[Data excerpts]
┄┄┄┄┄┄┄┄┄┄

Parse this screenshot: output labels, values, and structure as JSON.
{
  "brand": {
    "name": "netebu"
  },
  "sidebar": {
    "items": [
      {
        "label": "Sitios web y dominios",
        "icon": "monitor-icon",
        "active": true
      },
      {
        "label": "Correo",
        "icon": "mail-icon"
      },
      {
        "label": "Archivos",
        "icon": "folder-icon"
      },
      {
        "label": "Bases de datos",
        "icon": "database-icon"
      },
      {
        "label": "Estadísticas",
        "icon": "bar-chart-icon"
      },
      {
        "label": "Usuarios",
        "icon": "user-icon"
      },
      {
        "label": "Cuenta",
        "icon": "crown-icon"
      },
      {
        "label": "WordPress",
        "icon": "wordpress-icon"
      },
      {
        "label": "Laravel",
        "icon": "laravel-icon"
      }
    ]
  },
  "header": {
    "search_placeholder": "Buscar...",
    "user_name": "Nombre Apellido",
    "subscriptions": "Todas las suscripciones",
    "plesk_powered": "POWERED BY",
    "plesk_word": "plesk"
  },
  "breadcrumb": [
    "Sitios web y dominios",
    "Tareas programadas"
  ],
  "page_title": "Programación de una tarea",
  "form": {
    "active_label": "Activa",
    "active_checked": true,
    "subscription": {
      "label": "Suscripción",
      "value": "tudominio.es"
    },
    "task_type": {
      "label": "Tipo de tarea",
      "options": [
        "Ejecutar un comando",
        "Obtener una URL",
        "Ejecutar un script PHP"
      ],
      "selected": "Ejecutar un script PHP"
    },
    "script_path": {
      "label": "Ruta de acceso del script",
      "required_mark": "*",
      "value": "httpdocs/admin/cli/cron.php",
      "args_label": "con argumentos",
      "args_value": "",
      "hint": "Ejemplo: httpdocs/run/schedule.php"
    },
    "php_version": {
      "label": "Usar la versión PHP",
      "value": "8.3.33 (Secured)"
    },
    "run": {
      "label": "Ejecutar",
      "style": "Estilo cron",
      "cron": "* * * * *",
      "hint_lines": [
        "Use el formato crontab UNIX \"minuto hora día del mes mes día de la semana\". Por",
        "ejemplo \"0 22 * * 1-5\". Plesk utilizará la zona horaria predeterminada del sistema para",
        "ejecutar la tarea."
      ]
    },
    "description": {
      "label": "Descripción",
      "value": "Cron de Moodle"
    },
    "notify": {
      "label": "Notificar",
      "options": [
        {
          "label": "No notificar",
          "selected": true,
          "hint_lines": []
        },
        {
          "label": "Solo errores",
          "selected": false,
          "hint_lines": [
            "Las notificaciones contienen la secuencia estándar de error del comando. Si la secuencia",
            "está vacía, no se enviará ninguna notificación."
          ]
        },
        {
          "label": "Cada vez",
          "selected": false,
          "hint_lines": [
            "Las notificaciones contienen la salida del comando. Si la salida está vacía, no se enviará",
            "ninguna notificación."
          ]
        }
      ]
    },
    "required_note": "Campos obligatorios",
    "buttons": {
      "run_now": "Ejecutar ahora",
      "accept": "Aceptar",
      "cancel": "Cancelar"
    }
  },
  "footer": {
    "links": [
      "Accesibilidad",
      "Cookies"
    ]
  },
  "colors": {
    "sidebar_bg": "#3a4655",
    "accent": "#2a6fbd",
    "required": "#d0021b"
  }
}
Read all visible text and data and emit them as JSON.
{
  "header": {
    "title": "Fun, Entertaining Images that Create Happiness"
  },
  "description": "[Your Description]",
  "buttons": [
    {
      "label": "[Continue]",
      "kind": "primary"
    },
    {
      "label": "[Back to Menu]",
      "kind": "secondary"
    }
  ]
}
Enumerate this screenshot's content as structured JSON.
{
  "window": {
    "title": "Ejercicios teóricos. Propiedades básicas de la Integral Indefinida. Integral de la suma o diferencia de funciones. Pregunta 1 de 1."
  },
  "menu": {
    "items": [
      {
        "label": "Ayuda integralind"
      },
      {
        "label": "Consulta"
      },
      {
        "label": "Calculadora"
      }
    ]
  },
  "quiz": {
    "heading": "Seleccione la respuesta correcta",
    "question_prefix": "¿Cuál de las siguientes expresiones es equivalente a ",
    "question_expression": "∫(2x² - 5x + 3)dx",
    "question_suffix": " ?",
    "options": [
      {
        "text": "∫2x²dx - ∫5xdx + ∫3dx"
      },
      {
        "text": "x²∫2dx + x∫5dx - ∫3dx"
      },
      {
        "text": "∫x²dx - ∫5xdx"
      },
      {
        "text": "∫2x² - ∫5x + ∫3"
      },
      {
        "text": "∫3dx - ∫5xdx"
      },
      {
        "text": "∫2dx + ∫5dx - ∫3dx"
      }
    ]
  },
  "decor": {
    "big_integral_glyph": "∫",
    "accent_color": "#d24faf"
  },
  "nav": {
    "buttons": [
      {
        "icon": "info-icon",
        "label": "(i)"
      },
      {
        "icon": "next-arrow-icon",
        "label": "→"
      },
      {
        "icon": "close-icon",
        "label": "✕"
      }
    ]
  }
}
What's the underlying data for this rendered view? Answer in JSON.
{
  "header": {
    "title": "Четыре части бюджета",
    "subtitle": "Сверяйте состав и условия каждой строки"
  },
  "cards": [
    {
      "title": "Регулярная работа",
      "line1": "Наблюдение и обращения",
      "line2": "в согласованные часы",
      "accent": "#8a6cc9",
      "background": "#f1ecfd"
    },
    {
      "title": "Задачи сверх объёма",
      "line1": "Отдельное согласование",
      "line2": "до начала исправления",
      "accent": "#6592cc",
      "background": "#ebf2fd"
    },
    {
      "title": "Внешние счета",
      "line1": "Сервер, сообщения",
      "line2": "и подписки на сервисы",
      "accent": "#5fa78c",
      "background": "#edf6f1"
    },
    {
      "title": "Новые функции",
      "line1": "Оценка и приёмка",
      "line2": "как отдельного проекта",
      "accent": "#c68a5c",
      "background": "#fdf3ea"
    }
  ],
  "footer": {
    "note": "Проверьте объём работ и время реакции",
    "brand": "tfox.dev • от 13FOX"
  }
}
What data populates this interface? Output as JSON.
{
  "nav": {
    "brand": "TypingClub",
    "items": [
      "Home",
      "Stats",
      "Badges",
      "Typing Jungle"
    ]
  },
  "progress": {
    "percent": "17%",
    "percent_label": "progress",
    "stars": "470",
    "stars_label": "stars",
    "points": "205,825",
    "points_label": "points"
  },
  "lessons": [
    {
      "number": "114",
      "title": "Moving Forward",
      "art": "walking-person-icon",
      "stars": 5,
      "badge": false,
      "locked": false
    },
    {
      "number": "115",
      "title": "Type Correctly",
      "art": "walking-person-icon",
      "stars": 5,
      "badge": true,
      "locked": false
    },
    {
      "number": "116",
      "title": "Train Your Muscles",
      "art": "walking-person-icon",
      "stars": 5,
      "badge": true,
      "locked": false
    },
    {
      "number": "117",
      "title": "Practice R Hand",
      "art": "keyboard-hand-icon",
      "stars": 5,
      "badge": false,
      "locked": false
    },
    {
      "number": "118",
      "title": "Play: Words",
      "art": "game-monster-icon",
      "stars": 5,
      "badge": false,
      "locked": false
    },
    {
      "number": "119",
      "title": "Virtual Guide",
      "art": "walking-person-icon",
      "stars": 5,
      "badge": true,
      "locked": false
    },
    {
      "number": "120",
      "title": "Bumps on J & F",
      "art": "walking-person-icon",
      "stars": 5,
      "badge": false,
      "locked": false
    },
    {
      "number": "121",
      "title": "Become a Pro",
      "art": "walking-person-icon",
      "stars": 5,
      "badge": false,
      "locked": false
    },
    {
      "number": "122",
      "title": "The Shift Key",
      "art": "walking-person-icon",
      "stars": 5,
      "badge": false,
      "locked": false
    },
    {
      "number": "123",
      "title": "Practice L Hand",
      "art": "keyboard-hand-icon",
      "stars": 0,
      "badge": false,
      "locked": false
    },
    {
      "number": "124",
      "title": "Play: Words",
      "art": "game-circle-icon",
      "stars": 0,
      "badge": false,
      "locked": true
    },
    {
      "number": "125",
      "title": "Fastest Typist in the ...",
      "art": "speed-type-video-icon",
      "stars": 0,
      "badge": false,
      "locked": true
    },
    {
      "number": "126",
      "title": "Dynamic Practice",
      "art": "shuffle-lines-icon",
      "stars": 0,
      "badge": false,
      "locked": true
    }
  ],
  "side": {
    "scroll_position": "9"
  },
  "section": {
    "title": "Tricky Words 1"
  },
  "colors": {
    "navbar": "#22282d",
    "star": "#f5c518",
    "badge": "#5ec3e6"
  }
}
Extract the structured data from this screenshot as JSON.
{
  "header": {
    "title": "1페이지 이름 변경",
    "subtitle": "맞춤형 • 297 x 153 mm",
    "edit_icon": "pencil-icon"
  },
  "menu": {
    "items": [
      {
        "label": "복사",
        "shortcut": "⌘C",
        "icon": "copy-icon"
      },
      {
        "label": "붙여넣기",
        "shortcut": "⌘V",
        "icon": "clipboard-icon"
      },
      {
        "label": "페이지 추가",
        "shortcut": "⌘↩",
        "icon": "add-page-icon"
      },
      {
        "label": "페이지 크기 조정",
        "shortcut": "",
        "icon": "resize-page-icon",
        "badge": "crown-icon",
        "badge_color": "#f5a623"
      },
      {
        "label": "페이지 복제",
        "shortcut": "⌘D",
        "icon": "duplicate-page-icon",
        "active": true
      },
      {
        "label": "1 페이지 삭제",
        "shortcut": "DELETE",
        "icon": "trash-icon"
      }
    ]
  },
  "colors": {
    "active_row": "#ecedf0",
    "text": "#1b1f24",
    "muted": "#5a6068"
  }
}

┄┄┄┄┄┄┄┄┄┄

_Problem to work on:_
Lines that hold the word "structured" are the ones to return, every one of them.

_Finished exercise:_
Enumerate this screenshot's content as structured JSON.
Extract the structured data from this screenshot as JSON.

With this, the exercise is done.